## [Task to carry out]
All of the lines below are to be transcribed faithfully, with pictures excluded from the copy.
++++ Data provided ++++
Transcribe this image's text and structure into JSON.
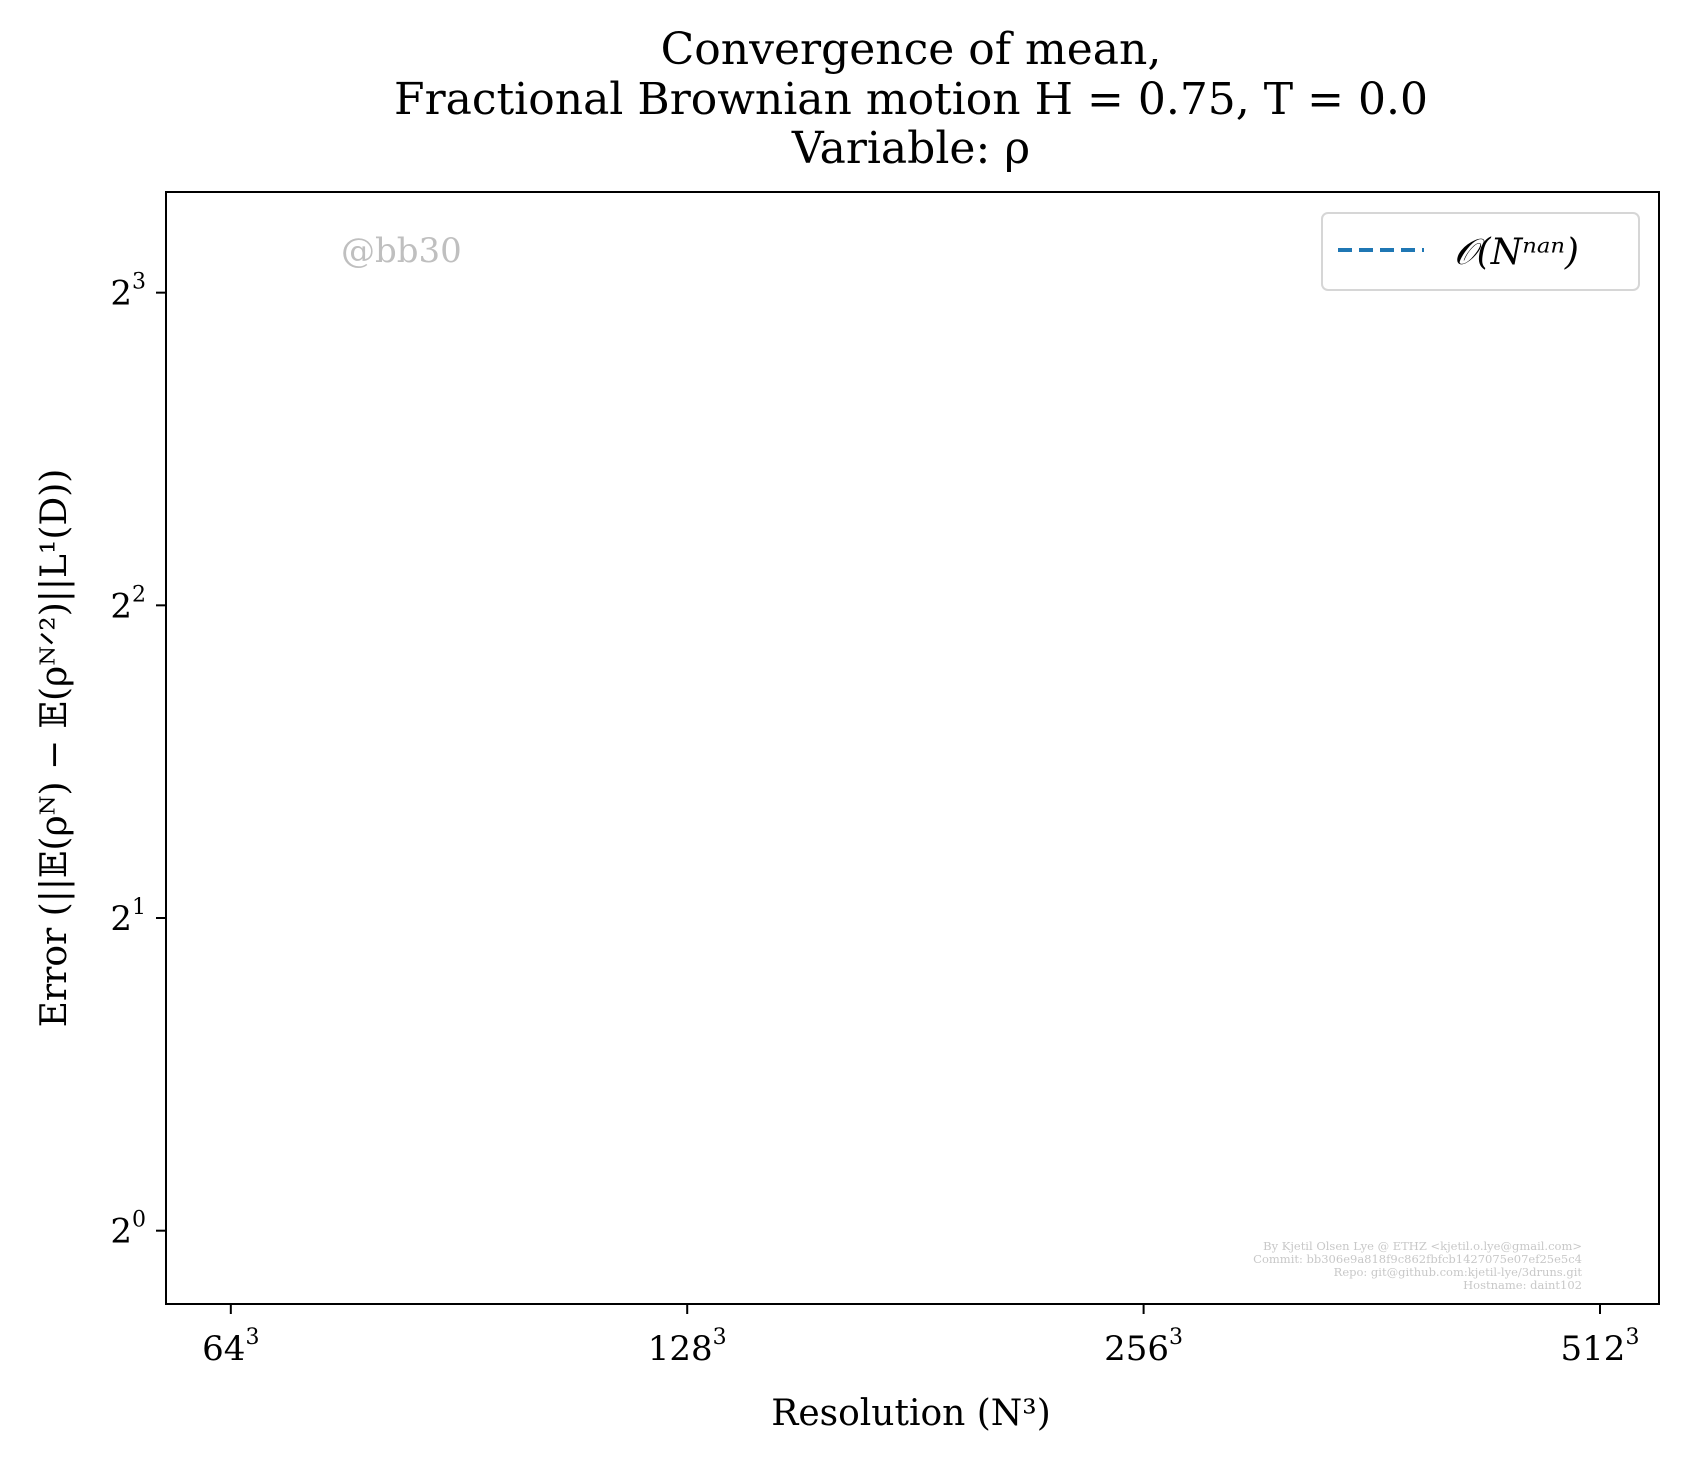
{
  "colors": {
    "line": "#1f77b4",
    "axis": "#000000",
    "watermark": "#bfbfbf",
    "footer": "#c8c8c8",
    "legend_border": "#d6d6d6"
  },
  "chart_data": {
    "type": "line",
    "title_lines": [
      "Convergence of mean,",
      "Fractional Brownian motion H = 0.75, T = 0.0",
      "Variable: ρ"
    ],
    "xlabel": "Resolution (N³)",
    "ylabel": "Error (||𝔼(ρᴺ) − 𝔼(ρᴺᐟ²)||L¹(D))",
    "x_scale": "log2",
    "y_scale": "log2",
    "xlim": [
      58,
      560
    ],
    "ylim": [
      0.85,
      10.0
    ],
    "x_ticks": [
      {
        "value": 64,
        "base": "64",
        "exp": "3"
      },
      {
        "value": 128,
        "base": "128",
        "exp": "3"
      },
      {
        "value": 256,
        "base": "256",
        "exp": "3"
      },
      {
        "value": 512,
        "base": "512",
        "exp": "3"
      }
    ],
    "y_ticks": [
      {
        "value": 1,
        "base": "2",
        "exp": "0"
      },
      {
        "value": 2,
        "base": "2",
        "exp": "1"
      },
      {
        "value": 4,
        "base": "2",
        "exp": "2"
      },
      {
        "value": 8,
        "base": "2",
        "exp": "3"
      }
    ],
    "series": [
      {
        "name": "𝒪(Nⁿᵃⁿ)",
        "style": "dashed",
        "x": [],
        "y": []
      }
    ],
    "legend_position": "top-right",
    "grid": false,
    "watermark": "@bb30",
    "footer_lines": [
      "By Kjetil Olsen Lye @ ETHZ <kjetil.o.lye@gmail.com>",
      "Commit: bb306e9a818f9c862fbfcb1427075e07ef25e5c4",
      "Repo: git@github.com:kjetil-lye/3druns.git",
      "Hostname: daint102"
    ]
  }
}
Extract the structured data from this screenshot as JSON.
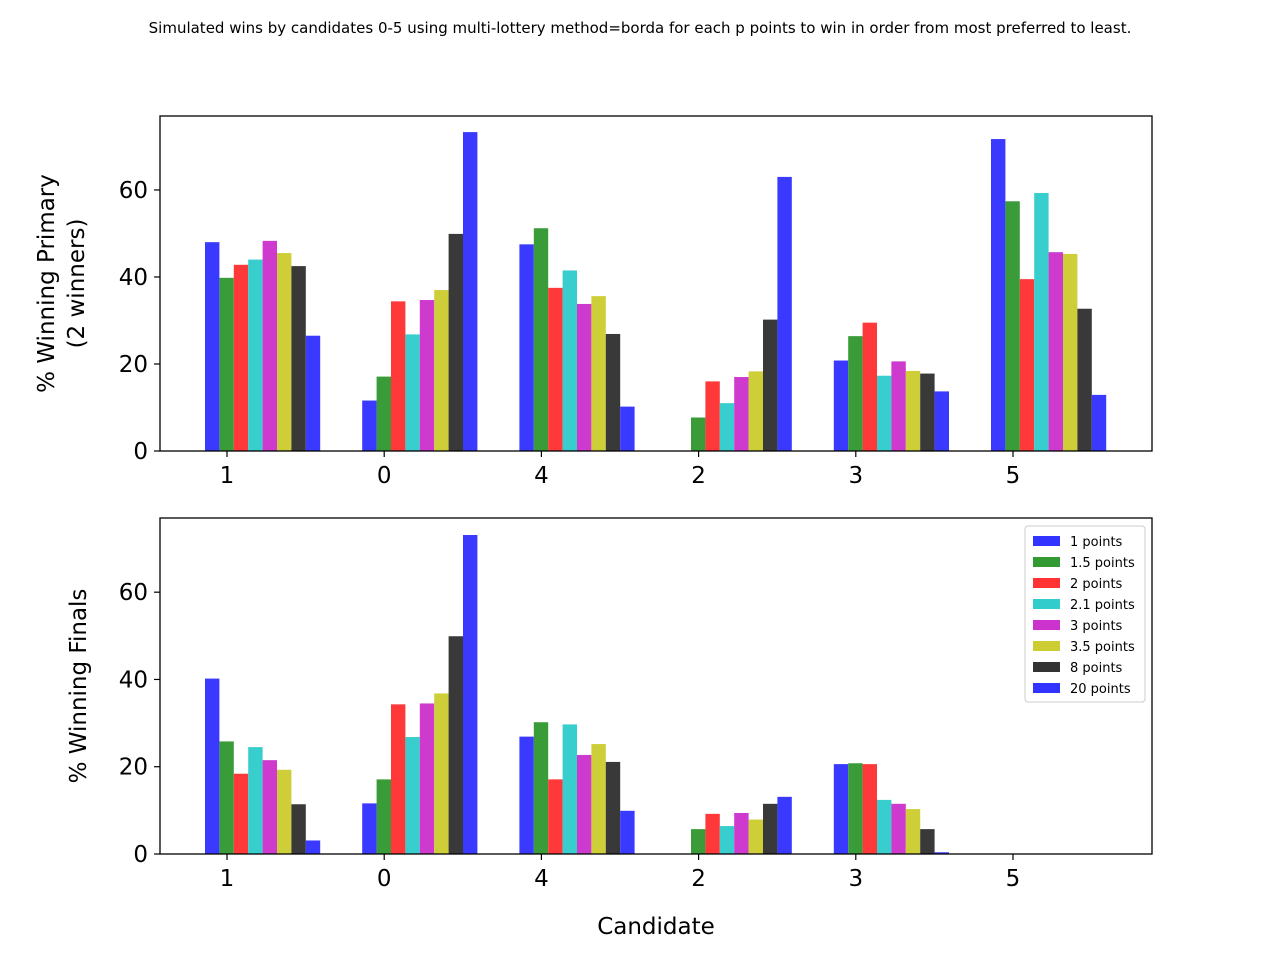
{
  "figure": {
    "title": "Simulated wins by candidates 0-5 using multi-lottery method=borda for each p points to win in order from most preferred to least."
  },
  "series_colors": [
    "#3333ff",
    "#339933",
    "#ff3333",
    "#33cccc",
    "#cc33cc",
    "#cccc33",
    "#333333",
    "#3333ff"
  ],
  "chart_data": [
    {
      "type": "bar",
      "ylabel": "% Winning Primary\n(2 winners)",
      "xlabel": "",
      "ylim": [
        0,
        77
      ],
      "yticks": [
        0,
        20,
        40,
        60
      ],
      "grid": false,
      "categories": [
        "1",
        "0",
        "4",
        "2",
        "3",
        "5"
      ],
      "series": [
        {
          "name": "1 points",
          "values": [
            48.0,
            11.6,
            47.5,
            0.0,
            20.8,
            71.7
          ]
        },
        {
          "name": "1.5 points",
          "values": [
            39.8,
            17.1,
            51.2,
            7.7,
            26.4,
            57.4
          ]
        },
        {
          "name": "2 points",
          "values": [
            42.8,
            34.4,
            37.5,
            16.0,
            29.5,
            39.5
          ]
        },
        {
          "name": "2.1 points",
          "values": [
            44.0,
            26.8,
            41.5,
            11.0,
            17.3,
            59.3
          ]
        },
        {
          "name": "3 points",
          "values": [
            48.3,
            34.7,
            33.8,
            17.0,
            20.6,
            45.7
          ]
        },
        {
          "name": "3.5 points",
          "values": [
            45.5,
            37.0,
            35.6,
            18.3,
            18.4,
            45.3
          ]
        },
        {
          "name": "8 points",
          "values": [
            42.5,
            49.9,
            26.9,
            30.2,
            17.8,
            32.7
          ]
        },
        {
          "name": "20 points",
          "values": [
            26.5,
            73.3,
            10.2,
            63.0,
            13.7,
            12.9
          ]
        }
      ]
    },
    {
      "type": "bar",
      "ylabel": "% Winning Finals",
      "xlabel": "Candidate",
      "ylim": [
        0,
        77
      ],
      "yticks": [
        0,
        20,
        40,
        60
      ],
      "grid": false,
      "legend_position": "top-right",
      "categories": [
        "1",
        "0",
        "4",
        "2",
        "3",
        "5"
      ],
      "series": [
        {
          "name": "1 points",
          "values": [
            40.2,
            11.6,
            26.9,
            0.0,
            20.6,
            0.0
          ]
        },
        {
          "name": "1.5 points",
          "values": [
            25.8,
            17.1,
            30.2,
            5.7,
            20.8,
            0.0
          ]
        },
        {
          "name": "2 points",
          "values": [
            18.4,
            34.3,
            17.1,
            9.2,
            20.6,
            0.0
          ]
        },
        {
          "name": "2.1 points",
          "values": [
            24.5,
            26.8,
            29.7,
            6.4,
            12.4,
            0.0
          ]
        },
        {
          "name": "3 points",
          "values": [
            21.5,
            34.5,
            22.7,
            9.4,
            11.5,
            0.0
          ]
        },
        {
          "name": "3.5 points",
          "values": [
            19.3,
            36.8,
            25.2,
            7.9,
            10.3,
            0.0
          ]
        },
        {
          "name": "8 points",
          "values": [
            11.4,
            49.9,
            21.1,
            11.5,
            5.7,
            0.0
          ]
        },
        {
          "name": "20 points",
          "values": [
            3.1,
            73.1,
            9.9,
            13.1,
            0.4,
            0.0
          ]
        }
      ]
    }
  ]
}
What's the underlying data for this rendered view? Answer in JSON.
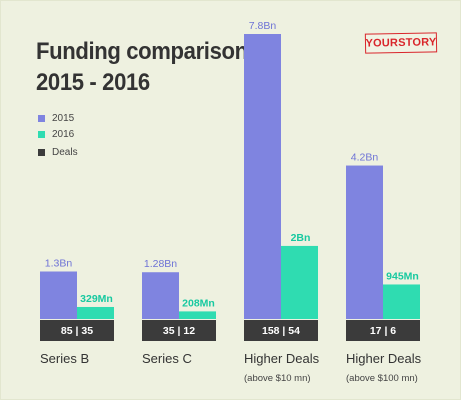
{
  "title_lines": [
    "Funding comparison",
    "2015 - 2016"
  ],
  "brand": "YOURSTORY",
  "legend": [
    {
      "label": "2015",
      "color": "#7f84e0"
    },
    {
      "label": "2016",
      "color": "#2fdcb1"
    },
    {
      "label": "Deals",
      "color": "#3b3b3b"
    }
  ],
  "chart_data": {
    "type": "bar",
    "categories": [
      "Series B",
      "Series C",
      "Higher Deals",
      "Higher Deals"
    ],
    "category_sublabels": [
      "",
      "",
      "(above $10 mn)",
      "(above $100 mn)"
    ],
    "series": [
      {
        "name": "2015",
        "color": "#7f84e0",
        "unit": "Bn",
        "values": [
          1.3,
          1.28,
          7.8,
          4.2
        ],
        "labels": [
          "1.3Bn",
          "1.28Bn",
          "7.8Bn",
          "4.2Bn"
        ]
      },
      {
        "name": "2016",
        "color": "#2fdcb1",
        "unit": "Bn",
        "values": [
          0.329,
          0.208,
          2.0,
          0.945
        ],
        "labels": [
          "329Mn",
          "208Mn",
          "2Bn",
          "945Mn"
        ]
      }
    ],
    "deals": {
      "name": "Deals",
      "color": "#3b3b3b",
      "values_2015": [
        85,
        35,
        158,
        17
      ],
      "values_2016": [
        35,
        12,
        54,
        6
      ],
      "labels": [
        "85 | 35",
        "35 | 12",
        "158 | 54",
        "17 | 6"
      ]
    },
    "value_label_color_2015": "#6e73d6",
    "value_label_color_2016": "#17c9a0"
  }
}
++++
## [Problem solution]
Transcribe this image's text and structure into JSON.
{
  "colors": {
    "line": "#1f77b4",
    "axis": "#000000",
    "watermark": "#bfbfbf",
    "footer": "#c8c8c8",
    "legend_border": "#d6d6d6"
  },
  "chart_data": {
    "type": "line",
    "title_lines": [
      "Convergence of mean,",
      "Fractional Brownian motion H = 0.75, T = 0.0",
      "Variable: ρ"
    ],
    "xlabel": "Resolution (N³)",
    "ylabel": "Error (||𝔼(ρᴺ) − 𝔼(ρᴺᐟ²)||L¹(D))",
    "x_scale": "log2",
    "y_scale": "log2",
    "xlim": [
      58,
      560
    ],
    "ylim": [
      0.85,
      10.0
    ],
    "x_ticks": [
      {
        "value": 64,
        "base": "64",
        "exp": "3"
      },
      {
        "value": 128,
        "base": "128",
        "exp": "3"
      },
      {
        "value": 256,
        "base": "256",
        "exp": "3"
      },
      {
        "value": 512,
        "base": "512",
        "exp": "3"
      }
    ],
    "y_ticks": [
      {
        "value": 1,
        "base": "2",
        "exp": "0"
      },
      {
        "value": 2,
        "base": "2",
        "exp": "1"
      },
      {
        "value": 4,
        "base": "2",
        "exp": "2"
      },
      {
        "value": 8,
        "base": "2",
        "exp": "3"
      }
    ],
    "series": [
      {
        "name": "𝒪(Nⁿᵃⁿ)",
        "style": "dashed",
        "x": [],
        "y": []
      }
    ],
    "legend_position": "top-right",
    "grid": false,
    "watermark": "@bb30",
    "footer_lines": [
      "By Kjetil Olsen Lye @ ETHZ <kjetil.o.lye@gmail.com>",
      "Commit: bb306e9a818f9c862fbfcb1427075e07ef25e5c4",
      "Repo: git@github.com:kjetil-lye/3druns.git",
      "Hostname: daint102"
    ]
  }
}
Extract the structured data from this screenshot as JSON.
{
  "figure": {
    "title": "Simulated wins by candidates 0-5 using multi-lottery method=borda for each p points to win in order from most preferred to least."
  },
  "series_colors": [
    "#3333ff",
    "#339933",
    "#ff3333",
    "#33cccc",
    "#cc33cc",
    "#cccc33",
    "#333333",
    "#3333ff"
  ],
  "chart_data": [
    {
      "type": "bar",
      "ylabel": "% Winning Primary\n(2 winners)",
      "xlabel": "",
      "ylim": [
        0,
        77
      ],
      "yticks": [
        0,
        20,
        40,
        60
      ],
      "grid": false,
      "categories": [
        "1",
        "0",
        "4",
        "2",
        "3",
        "5"
      ],
      "series": [
        {
          "name": "1 points",
          "values": [
            48.0,
            11.6,
            47.5,
            0.0,
            20.8,
            71.7
          ]
        },
        {
          "name": "1.5 points",
          "values": [
            39.8,
            17.1,
            51.2,
            7.7,
            26.4,
            57.4
          ]
        },
        {
          "name": "2 points",
          "values": [
            42.8,
            34.4,
            37.5,
            16.0,
            29.5,
            39.5
          ]
        },
        {
          "name": "2.1 points",
          "values": [
            44.0,
            26.8,
            41.5,
            11.0,
            17.3,
            59.3
          ]
        },
        {
          "name": "3 points",
          "values": [
            48.3,
            34.7,
            33.8,
            17.0,
            20.6,
            45.7
          ]
        },
        {
          "name": "3.5 points",
          "values": [
            45.5,
            37.0,
            35.6,
            18.3,
            18.4,
            45.3
          ]
        },
        {
          "name": "8 points",
          "values": [
            42.5,
            49.9,
            26.9,
            30.2,
            17.8,
            32.7
          ]
        },
        {
          "name": "20 points",
          "values": [
            26.5,
            73.3,
            10.2,
            63.0,
            13.7,
            12.9
          ]
        }
      ]
    },
    {
      "type": "bar",
      "ylabel": "% Winning Finals",
      "xlabel": "Candidate",
      "ylim": [
        0,
        77
      ],
      "yticks": [
        0,
        20,
        40,
        60
      ],
      "grid": false,
      "legend_position": "top-right",
      "categories": [
        "1",
        "0",
        "4",
        "2",
        "3",
        "5"
      ],
      "series": [
        {
          "name": "1 points",
          "values": [
            40.2,
            11.6,
            26.9,
            0.0,
            20.6,
            0.0
          ]
        },
        {
          "name": "1.5 points",
          "values": [
            25.8,
            17.1,
            30.2,
            5.7,
            20.8,
            0.0
          ]
        },
        {
          "name": "2 points",
          "values": [
            18.4,
            34.3,
            17.1,
            9.2,
            20.6,
            0.0
          ]
        },
        {
          "name": "2.1 points",
          "values": [
            24.5,
            26.8,
            29.7,
            6.4,
            12.4,
            0.0
          ]
        },
        {
          "name": "3 points",
          "values": [
            21.5,
            34.5,
            22.7,
            9.4,
            11.5,
            0.0
          ]
        },
        {
          "name": "3.5 points",
          "values": [
            19.3,
            36.8,
            25.2,
            7.9,
            10.3,
            0.0
          ]
        },
        {
          "name": "8 points",
          "values": [
            11.4,
            49.9,
            21.1,
            11.5,
            5.7,
            0.0
          ]
        },
        {
          "name": "20 points",
          "values": [
            3.1,
            73.1,
            9.9,
            13.1,
            0.4,
            0.0
          ]
        }
      ]
    }
  ]
}
What's the underlying data for this rendered view? Answer in JSON.
{
  "title_lines": [
    "Funding comparison",
    "2015 - 2016"
  ],
  "brand": "YOURSTORY",
  "legend": [
    {
      "label": "2015",
      "color": "#7f84e0"
    },
    {
      "label": "2016",
      "color": "#2fdcb1"
    },
    {
      "label": "Deals",
      "color": "#3b3b3b"
    }
  ],
  "chart_data": {
    "type": "bar",
    "categories": [
      "Series B",
      "Series C",
      "Higher Deals",
      "Higher Deals"
    ],
    "category_sublabels": [
      "",
      "",
      "(above $10 mn)",
      "(above $100 mn)"
    ],
    "series": [
      {
        "name": "2015",
        "color": "#7f84e0",
        "unit": "Bn",
        "values": [
          1.3,
          1.28,
          7.8,
          4.2
        ],
        "labels": [
          "1.3Bn",
          "1.28Bn",
          "7.8Bn",
          "4.2Bn"
        ]
      },
      {
        "name": "2016",
        "color": "#2fdcb1",
        "unit": "Bn",
        "values": [
          0.329,
          0.208,
          2.0,
          0.945
        ],
        "labels": [
          "329Mn",
          "208Mn",
          "2Bn",
          "945Mn"
        ]
      }
    ],
    "deals": {
      "name": "Deals",
      "color": "#3b3b3b",
      "values_2015": [
        85,
        35,
        158,
        17
      ],
      "values_2016": [
        35,
        12,
        54,
        6
      ],
      "labels": [
        "85 | 35",
        "35 | 12",
        "158 | 54",
        "17 | 6"
      ]
    },
    "value_label_color_2015": "#6e73d6",
    "value_label_color_2016": "#17c9a0"
  }
}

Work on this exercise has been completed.